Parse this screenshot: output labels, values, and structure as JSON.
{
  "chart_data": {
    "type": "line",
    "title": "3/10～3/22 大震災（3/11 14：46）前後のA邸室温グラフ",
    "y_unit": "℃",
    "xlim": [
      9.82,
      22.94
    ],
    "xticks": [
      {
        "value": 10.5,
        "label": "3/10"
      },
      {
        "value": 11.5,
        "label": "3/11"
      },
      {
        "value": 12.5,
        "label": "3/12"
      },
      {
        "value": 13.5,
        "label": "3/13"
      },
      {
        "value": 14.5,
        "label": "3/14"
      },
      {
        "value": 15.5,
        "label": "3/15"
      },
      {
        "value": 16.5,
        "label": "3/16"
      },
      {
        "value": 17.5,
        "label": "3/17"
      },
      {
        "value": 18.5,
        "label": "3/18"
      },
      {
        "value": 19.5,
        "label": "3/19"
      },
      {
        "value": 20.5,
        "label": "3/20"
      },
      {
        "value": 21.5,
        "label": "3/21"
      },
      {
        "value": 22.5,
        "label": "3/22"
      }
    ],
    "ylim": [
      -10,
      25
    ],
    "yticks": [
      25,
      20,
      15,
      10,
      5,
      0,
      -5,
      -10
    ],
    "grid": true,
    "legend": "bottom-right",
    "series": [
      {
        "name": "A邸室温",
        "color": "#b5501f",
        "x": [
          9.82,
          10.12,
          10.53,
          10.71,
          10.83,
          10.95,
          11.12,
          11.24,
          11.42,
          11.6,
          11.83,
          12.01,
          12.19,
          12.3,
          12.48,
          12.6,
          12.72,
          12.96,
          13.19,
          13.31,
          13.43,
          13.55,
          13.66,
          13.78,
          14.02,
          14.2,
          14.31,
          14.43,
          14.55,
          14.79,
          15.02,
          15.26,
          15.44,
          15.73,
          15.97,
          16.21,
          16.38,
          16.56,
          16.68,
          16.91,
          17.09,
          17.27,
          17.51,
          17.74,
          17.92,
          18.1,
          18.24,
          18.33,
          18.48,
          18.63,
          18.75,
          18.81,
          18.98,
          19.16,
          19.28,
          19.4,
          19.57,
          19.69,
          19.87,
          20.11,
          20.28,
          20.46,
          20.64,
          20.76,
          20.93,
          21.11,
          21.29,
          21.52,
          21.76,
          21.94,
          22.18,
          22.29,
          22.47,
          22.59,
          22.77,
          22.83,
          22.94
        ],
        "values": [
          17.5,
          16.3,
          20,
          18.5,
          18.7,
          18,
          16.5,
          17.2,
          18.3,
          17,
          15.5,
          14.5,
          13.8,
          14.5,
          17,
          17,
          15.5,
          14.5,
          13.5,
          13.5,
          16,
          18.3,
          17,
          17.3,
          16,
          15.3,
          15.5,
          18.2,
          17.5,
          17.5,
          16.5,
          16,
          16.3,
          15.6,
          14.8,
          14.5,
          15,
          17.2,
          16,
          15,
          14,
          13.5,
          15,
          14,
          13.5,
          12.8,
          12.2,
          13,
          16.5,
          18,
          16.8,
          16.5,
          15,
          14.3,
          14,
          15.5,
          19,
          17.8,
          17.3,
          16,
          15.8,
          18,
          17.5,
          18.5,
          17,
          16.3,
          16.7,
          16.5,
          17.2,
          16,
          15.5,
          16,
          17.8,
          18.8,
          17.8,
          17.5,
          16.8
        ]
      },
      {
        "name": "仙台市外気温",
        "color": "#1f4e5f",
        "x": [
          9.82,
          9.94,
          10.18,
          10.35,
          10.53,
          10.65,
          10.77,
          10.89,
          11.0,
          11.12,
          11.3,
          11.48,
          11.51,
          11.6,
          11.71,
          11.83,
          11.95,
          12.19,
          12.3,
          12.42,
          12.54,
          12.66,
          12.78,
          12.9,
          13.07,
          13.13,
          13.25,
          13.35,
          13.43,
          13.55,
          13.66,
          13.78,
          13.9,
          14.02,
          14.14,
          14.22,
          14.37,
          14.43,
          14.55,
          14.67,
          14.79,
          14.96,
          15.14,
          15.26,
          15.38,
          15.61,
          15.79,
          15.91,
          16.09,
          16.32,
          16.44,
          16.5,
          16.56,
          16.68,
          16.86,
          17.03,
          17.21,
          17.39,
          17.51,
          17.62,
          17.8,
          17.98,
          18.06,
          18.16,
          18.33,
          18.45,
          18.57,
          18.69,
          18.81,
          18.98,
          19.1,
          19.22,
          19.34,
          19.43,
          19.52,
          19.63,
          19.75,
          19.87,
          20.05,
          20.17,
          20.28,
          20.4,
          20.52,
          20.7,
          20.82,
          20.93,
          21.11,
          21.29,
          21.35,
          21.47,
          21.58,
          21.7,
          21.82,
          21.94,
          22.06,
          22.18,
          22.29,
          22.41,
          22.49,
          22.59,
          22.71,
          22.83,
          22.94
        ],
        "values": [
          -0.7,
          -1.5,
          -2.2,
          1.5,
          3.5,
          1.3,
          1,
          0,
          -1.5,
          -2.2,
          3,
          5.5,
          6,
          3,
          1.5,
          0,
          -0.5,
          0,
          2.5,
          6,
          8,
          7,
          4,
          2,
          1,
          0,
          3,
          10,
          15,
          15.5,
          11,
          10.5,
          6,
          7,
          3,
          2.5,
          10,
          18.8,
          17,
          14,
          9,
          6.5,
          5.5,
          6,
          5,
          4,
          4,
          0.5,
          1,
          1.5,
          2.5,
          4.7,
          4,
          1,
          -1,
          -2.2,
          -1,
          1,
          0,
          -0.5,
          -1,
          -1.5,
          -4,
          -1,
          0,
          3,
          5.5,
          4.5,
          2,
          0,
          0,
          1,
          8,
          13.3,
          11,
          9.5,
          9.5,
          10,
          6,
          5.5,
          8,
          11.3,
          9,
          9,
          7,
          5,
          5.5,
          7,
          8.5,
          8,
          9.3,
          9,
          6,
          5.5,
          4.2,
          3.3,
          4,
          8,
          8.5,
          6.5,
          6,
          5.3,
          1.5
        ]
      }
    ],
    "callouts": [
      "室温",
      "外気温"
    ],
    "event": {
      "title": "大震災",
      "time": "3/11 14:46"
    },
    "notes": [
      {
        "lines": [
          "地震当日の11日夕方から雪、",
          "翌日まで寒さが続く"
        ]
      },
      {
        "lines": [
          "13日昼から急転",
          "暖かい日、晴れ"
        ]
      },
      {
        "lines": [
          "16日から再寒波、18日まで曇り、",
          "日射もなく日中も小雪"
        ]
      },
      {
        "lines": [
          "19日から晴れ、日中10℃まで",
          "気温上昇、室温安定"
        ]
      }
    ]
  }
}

********

▶ **WHAT IS ASKED**:
Find every line above that contains the word "title", and return each one.

▶ **EXERCISE SOLUTION**:
    "title": "3/10～3/22 大震災（3/11 14：46）前後のA邸室温グラフ",
      "title": "大震災",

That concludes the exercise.